::: Entries :::

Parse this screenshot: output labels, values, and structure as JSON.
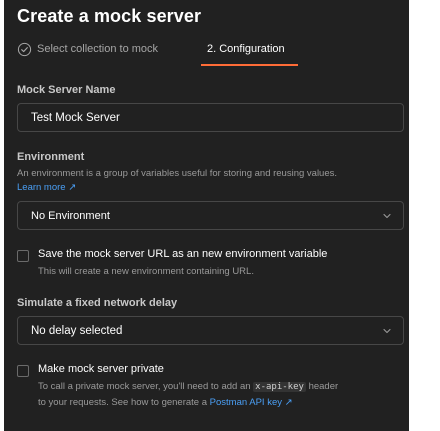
{
  "title": "Create a mock server",
  "tabs": {
    "step1_label": "Select collection to mock",
    "step2_label": "2. Configuration"
  },
  "mock_server_name": {
    "label": "Mock Server Name",
    "value": "Test Mock Server"
  },
  "environment": {
    "label": "Environment",
    "help": "An environment is a group of variables useful for storing and reusing values.",
    "learn_more": "Learn more ↗",
    "selected": "No Environment"
  },
  "save_url": {
    "label": "Save the mock server URL as an new environment variable",
    "help": "This will create a new environment containing URL."
  },
  "delay": {
    "label": "Simulate a fixed network delay",
    "selected": "No delay selected"
  },
  "private": {
    "label": "Make mock server private",
    "help_part1": "To call a private mock server, you'll need to add an ",
    "help_code": "x-api-key",
    "help_part2": " header",
    "help_line2": "to your requests. See how to generate a ",
    "help_link": "Postman API key ↗"
  },
  "colors": {
    "background": "#212121",
    "accent": "#ff6c37",
    "link": "#4a9ff5"
  }
}
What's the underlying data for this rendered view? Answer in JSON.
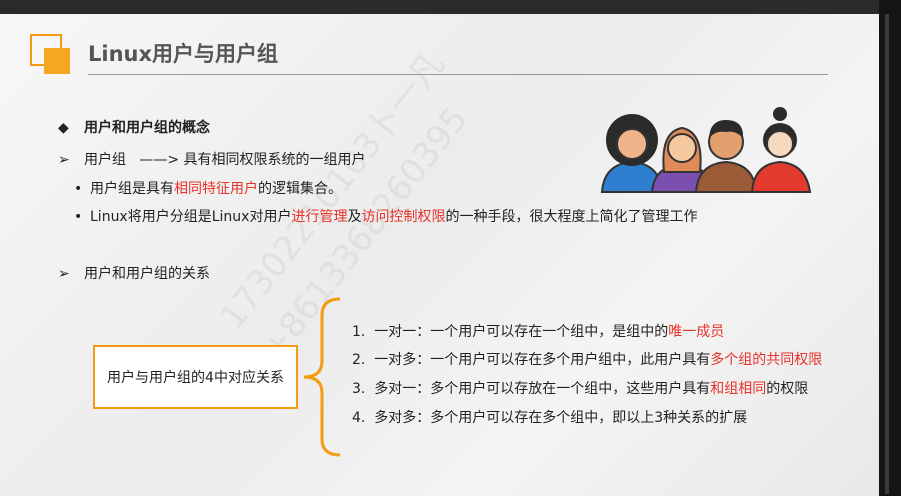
{
  "slide": {
    "title": "Linux用户与用户组",
    "watermark_1": "17302210103卜一凡",
    "watermark_2": "+8613368260395",
    "heading_concept": "用户和用户组的概念",
    "user_group_line": {
      "term": "用户组",
      "arrow": "——>",
      "definition": "具有相同权限系统的一组用户"
    },
    "bullet_1": {
      "pre": "用户组是具有",
      "highlight": "相同特征用户",
      "post": "的逻辑集合。"
    },
    "bullet_2": {
      "pre": "Linux将用户分组是Linux对用户",
      "highlight_1": "进行管理",
      "mid": "及",
      "highlight_2": "访问控制权限",
      "post": "的一种手段，很大程度上简化了管理工作"
    },
    "heading_relation": "用户和用户组的关系",
    "relation_box": "用户与用户组的4中对应关系",
    "relations": [
      {
        "num": "1.",
        "pre": "一对一：一个用户可以存在一个组中，是组中的",
        "highlight": "唯一成员",
        "post": ""
      },
      {
        "num": "2.",
        "pre": "一对多：一个用户可以存在多个用户组中，此用户具有",
        "highlight": "多个组的共同权限",
        "post": ""
      },
      {
        "num": "3.",
        "pre": "多对一：多个用户可以存放在一个组中，这些用户具有",
        "highlight": "和组相同",
        "post": "的权限"
      },
      {
        "num": "4.",
        "pre": "多对多：多个用户可以存在多个组中，即以上3种关系的扩展",
        "highlight": "",
        "post": ""
      }
    ],
    "bullets": {
      "diamond": "◆",
      "arrow": "➢",
      "dot": "•"
    },
    "colors": {
      "accent": "#f39c12",
      "highlight": "#e8322a"
    }
  }
}
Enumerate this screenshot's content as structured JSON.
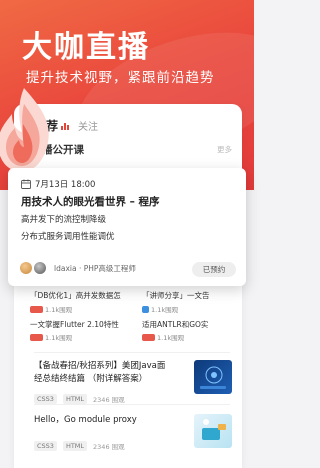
{
  "hero": {
    "title": "大咖直播",
    "subtitle": "提升技术视野，紧跟前沿趋势"
  },
  "tabs": {
    "recommended": "推荐",
    "follow": "关注"
  },
  "section": {
    "title": "播公开课",
    "more": "更多"
  },
  "popup": {
    "date": "7月13日 18:00",
    "title": "用技术人的眼光看世界 – 程序",
    "line1": "高并发下的流控制降级",
    "line2": "分布式服务调用性能调优",
    "author": "ldaxia · PHP高级工程师",
    "button": "已预约"
  },
  "grid": {
    "c1_title": "「DB优化1」高并发数据怎",
    "c1_views": "1.1k围观",
    "c2_title": "「讲师分享」一文告",
    "c2_views": "1.1k围观",
    "c3_title": "一文掌握Flutter 2.10特性",
    "c3_views": "1.1k围观",
    "c4_title": "适用ANTLR和GO实",
    "c4_views": "1.1k围观"
  },
  "list": [
    {
      "title": "【备战春招/秋招系列】美团Java面经总结终结篇 （附详解答案）",
      "tag1": "CSS3",
      "tag2": "HTML",
      "views": "2346 围观"
    },
    {
      "title": "Hello，Go module proxy",
      "tag1": "CSS3",
      "tag2": "HTML",
      "views": "2346 围观"
    }
  ],
  "colors": {
    "brand_red": "#e2463b",
    "hero_start": "#f06a44",
    "hero_end": "#e23b3b"
  },
  "icons": [
    "flame-logo-icon",
    "bars-icon",
    "calendar-icon",
    "views-badge-icon"
  ]
}
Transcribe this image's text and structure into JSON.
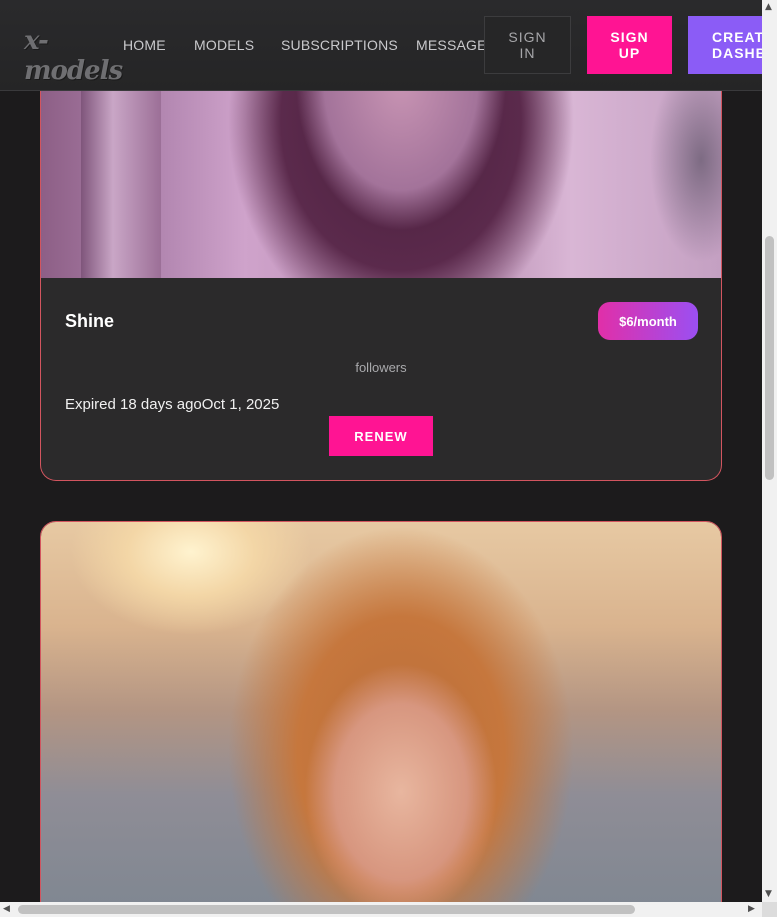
{
  "header": {
    "logo_text": "x-models",
    "nav": [
      {
        "label": "HOME"
      },
      {
        "label": "MODELS"
      },
      {
        "label": "SUBSCRIPTIONS"
      },
      {
        "label": "MESSAGES"
      }
    ],
    "sign_in_label": "SIGN IN",
    "sign_up_label": "SIGN UP",
    "create_label": "CREATE DASHBOARD"
  },
  "subscriptions": [
    {
      "name": "Shine",
      "price": "$6/month",
      "followers_label": "followers",
      "status": "Expired 18 days agoOct 1, 2025",
      "action_label": "RENEW"
    }
  ],
  "colors": {
    "accent_pink": "#ff1493",
    "accent_purple": "#8b5cf6",
    "card_border": "#d2555f",
    "background": "#1c1b1c"
  }
}
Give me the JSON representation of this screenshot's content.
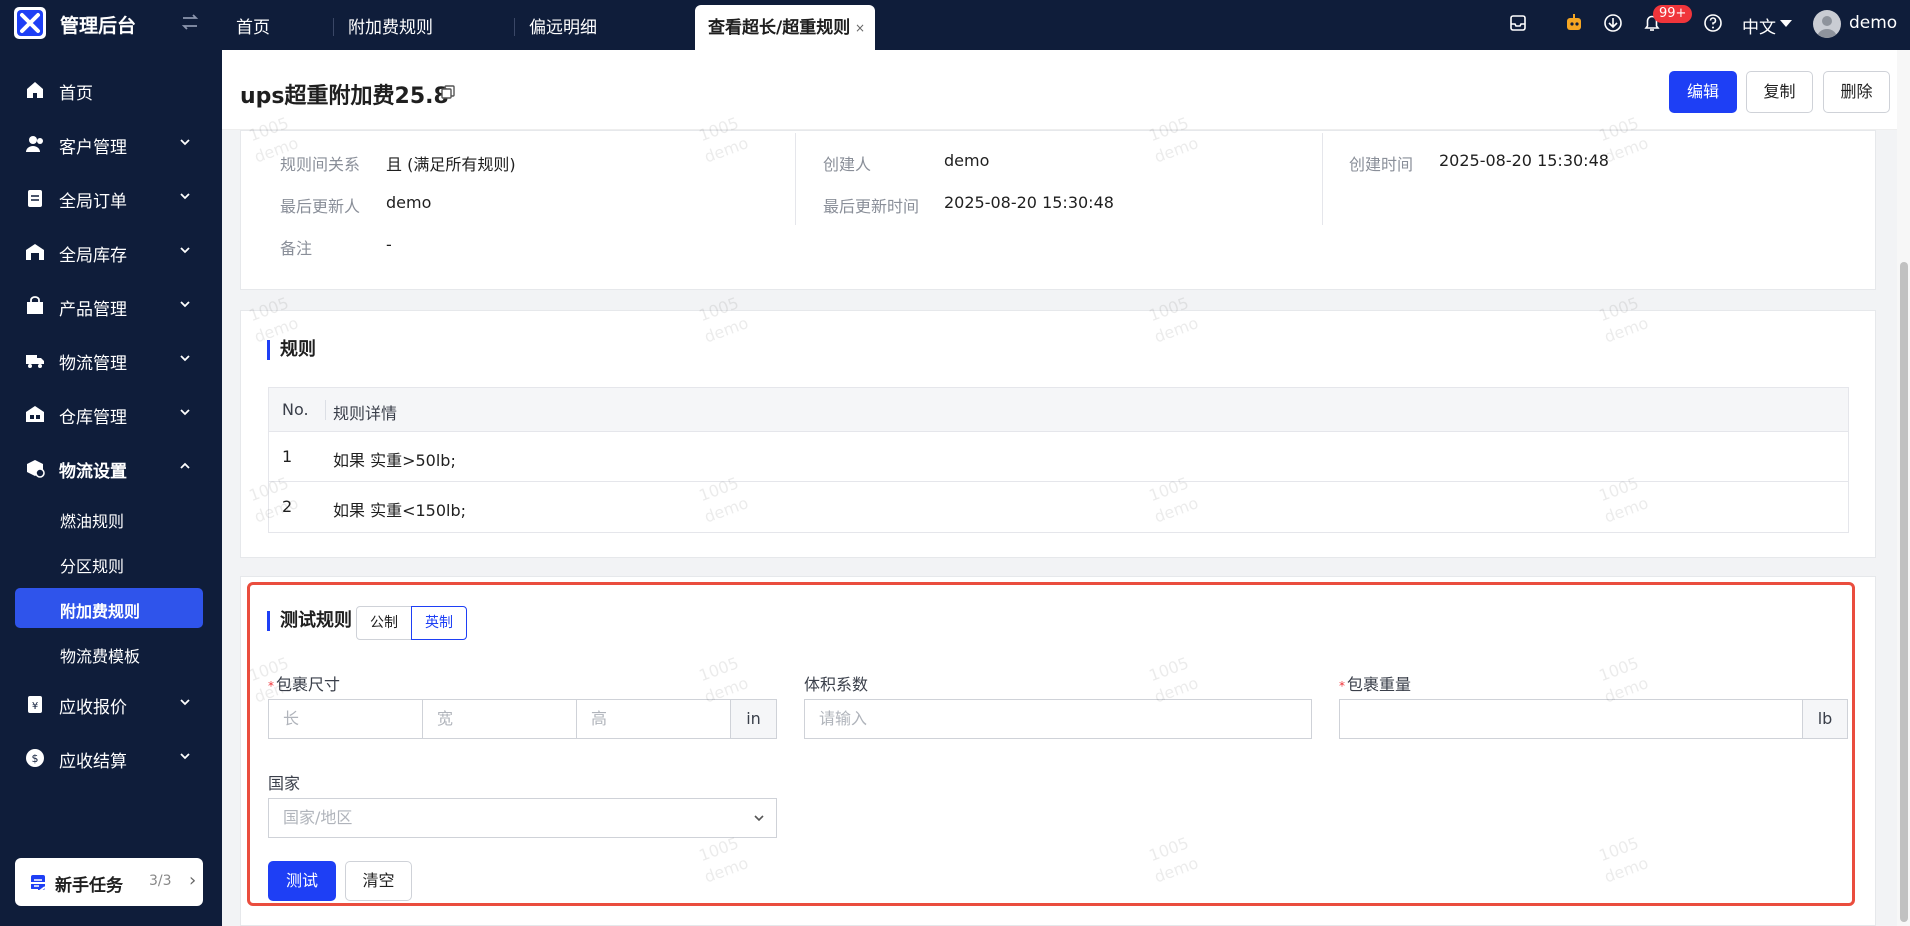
{
  "app": {
    "title": "管理后台"
  },
  "tabs": [
    {
      "label": "首页"
    },
    {
      "label": "附加费规则"
    },
    {
      "label": "偏远明细"
    },
    {
      "label": "查看超长/超重规则",
      "close": "×"
    }
  ],
  "topbar": {
    "notification_badge": "99+",
    "language": "中文",
    "user": "demo"
  },
  "sidebar": {
    "items": [
      {
        "label": "首页",
        "icon": "home-icon"
      },
      {
        "label": "客户管理",
        "icon": "customer-icon"
      },
      {
        "label": "全局订单",
        "icon": "order-icon"
      },
      {
        "label": "全局库存",
        "icon": "inventory-icon"
      },
      {
        "label": "产品管理",
        "icon": "product-icon"
      },
      {
        "label": "物流管理",
        "icon": "truck-icon"
      },
      {
        "label": "仓库管理",
        "icon": "warehouse-icon"
      },
      {
        "label": "物流设置",
        "icon": "logistics-settings-icon"
      },
      {
        "label": "应收报价",
        "icon": "quote-icon"
      },
      {
        "label": "应收结算",
        "icon": "settlement-icon"
      }
    ],
    "sub_items": [
      {
        "label": "燃油规则"
      },
      {
        "label": "分区规则"
      },
      {
        "label": "附加费规则"
      },
      {
        "label": "物流费模板"
      }
    ],
    "newbie": {
      "label": "新手任务",
      "count": "3/3",
      "arrow": "›"
    }
  },
  "page": {
    "title": "ups超重附加费25.8",
    "buttons": {
      "edit": "编辑",
      "copy": "复制",
      "delete": "删除"
    }
  },
  "info": {
    "relation_label": "规则间关系",
    "relation_value": "且 (满足所有规则)",
    "creator_label": "创建人",
    "creator_value": "demo",
    "created_time_label": "创建时间",
    "created_time_value": "2025-08-20 15:30:48",
    "updater_label": "最后更新人",
    "updater_value": "demo",
    "updated_time_label": "最后更新时间",
    "updated_time_value": "2025-08-20 15:30:48",
    "remark_label": "备注",
    "remark_value": "-"
  },
  "rules": {
    "title": "规则",
    "columns": [
      "No.",
      "规则详情"
    ],
    "rows": [
      {
        "no": "1",
        "detail": "如果 实重>50lb;"
      },
      {
        "no": "2",
        "detail": "如果 实重<150lb;"
      }
    ]
  },
  "test": {
    "title": "测试规则",
    "unit_metric": "公制",
    "unit_imperial": "英制",
    "size_label": "包裹尺寸",
    "required_mark": "*",
    "length_placeholder": "长",
    "width_placeholder": "宽",
    "height_placeholder": "高",
    "size_unit": "in",
    "volume_label": "体积系数",
    "volume_placeholder": "请输入",
    "weight_label": "包裹重量",
    "weight_unit": "lb",
    "country_label": "国家",
    "country_placeholder": "国家/地区",
    "test_button": "测试",
    "clear_button": "清空"
  },
  "watermark": {
    "line1": "1005",
    "line2": "demo"
  },
  "colors": {
    "primary": "#1e3ff5",
    "sidebar": "#0f1d3a",
    "highlight_border": "#ea4d3e",
    "badge": "#f0353b"
  }
}
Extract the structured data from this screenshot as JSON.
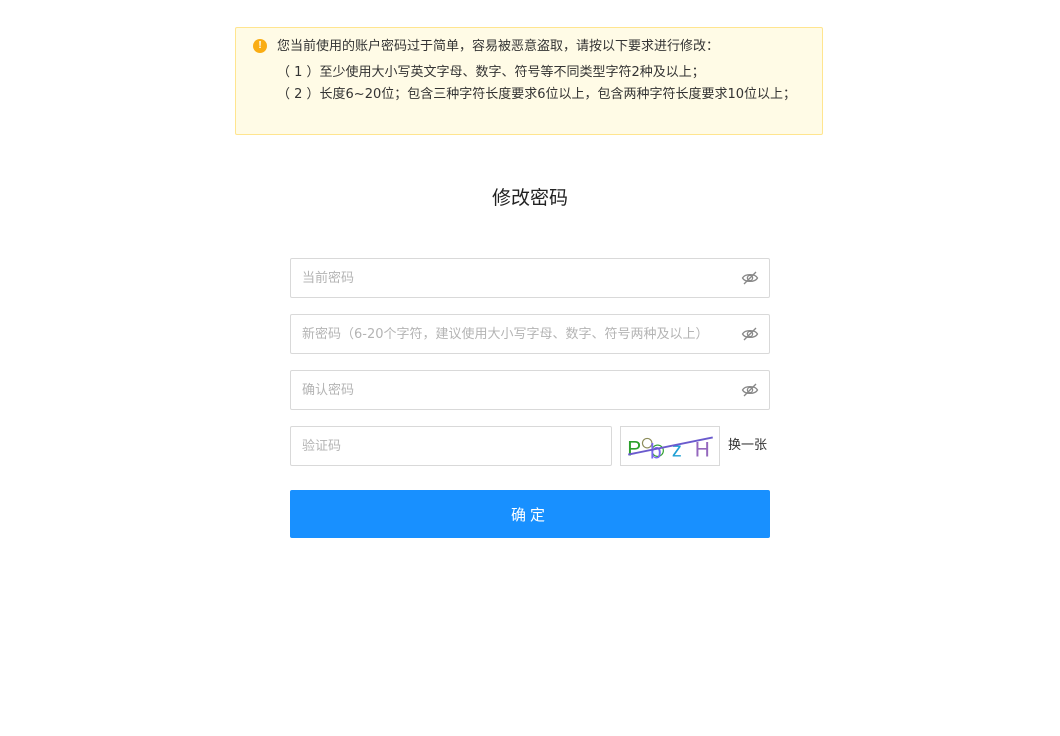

:::

> **Goal of the exercise**
Your answer should be a single number: the count of lines in the material above that contain "data".

> **Finished exercise**
2